Objective:
Find the lines of data that contain the string "barriers", then list them.

** start of Task material **

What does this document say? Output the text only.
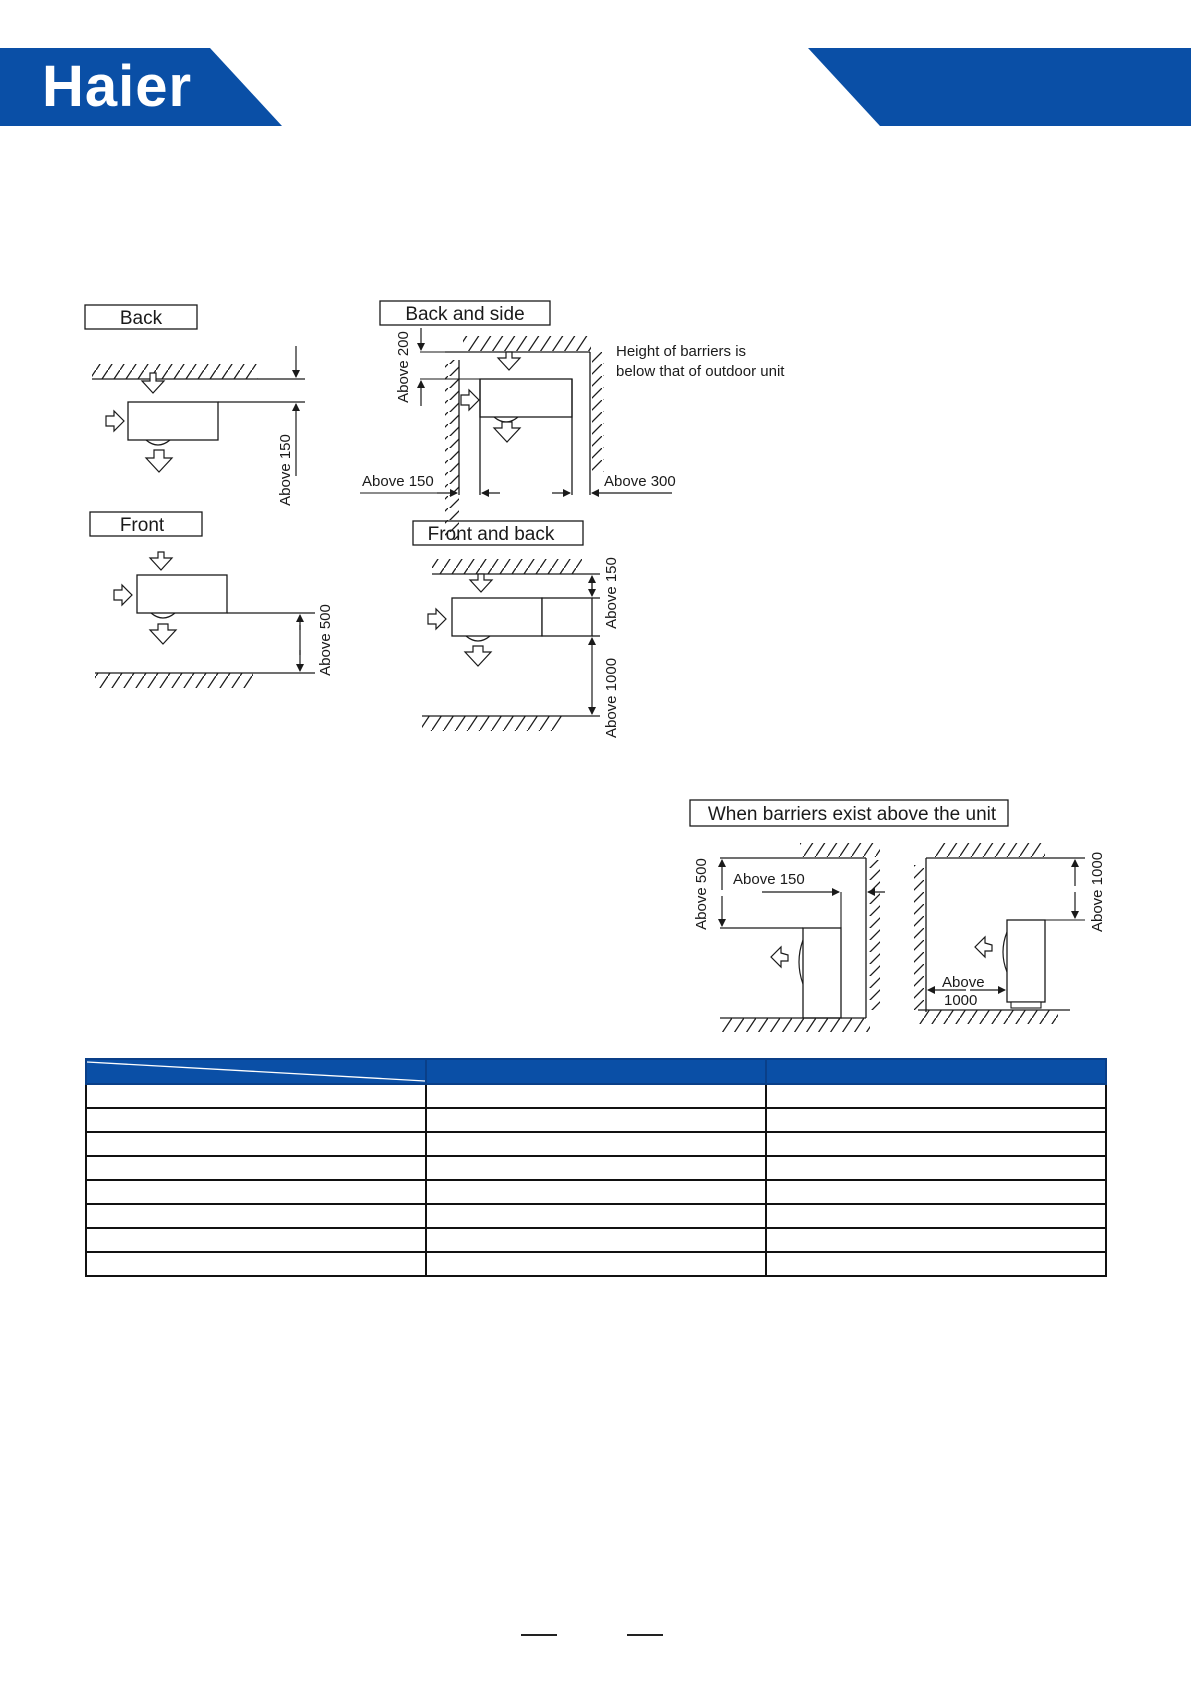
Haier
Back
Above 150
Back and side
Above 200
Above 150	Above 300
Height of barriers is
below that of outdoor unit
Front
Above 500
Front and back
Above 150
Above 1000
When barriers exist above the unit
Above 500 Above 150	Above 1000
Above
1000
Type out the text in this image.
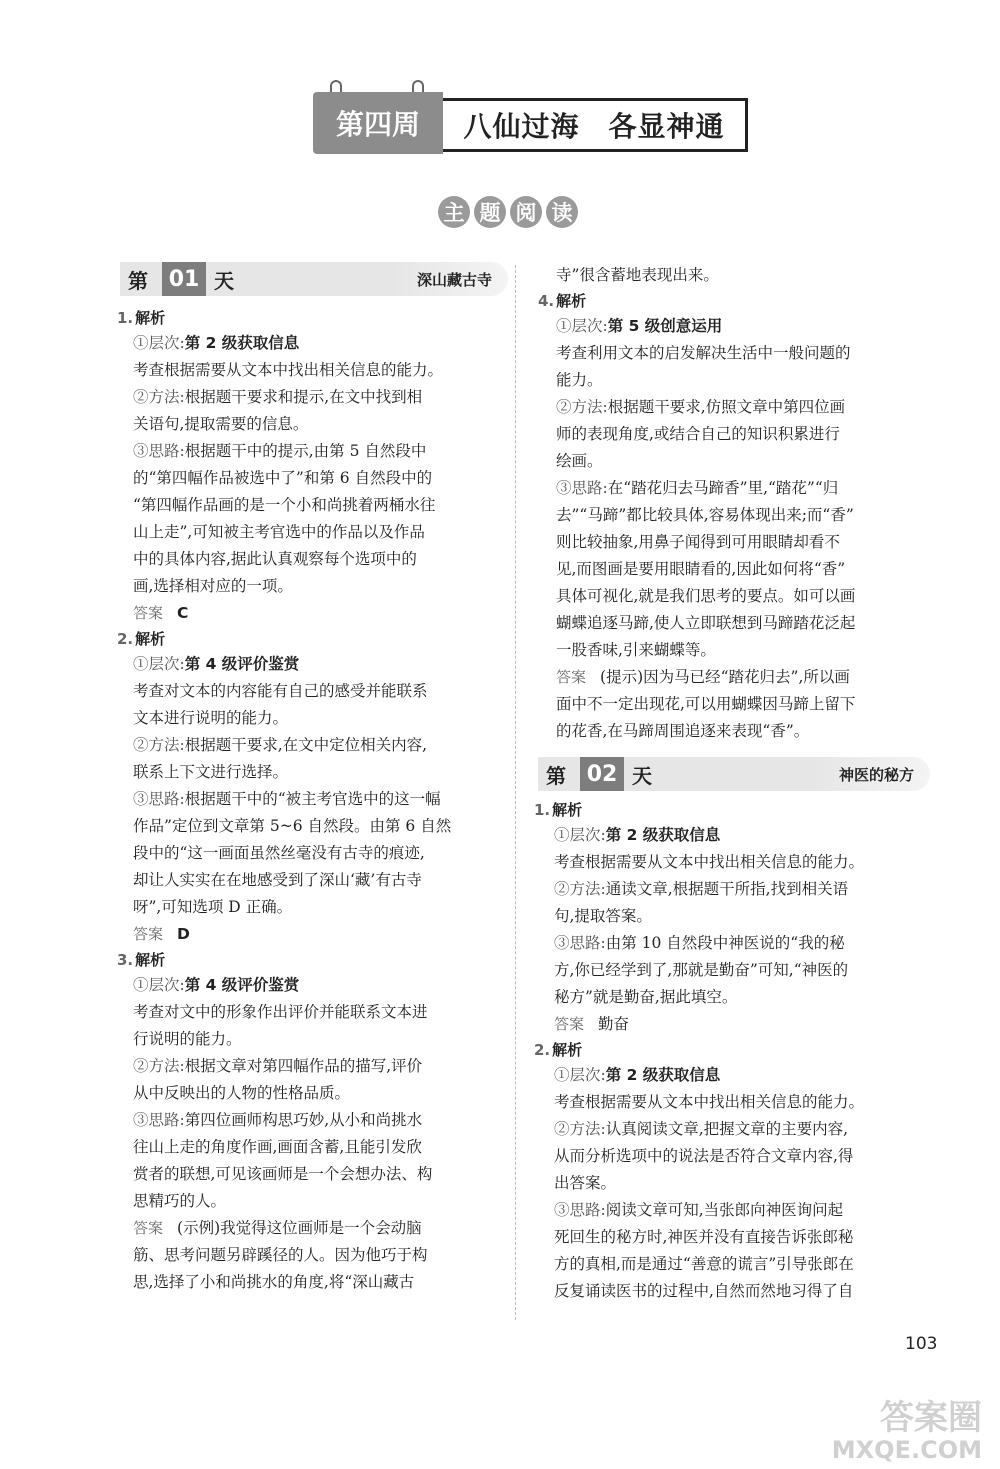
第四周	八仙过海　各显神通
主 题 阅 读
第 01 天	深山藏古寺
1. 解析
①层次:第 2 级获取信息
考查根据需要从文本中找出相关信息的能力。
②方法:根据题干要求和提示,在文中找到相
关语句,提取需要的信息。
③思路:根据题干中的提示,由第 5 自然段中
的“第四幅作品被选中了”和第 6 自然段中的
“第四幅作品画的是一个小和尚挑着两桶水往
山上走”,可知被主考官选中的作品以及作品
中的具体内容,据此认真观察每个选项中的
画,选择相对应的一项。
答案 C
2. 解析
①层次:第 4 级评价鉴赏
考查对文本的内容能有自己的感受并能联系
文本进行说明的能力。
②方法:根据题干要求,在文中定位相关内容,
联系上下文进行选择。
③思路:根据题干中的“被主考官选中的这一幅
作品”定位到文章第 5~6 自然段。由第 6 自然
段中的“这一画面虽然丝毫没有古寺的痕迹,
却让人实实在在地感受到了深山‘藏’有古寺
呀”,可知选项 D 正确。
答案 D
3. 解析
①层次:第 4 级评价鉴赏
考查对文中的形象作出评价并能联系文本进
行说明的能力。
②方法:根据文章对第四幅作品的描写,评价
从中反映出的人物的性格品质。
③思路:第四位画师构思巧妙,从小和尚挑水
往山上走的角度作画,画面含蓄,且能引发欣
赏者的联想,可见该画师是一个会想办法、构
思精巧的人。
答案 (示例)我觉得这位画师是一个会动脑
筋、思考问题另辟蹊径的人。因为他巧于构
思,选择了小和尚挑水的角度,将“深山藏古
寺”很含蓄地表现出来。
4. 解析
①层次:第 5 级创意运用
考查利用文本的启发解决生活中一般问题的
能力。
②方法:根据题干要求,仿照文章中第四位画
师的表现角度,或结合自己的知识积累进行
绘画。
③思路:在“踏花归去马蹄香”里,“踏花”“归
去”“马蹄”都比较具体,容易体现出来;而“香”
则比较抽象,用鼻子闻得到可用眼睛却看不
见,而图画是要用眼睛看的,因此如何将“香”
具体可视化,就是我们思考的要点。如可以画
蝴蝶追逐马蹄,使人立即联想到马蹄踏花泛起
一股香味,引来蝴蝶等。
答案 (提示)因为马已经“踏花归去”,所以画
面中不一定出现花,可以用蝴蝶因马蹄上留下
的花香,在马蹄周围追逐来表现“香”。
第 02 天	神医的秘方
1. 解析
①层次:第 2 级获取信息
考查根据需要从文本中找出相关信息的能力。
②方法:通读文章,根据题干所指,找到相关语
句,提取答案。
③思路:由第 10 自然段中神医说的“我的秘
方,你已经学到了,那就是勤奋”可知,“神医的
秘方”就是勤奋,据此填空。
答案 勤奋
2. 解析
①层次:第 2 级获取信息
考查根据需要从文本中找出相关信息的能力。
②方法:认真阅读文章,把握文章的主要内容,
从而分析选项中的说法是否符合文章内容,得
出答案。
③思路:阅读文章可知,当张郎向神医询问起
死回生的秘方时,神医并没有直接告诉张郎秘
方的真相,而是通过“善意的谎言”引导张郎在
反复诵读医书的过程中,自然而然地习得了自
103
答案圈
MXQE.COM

** end of Task material **

Result of this exercise:
Height of barriers is
When barriers exist above the unit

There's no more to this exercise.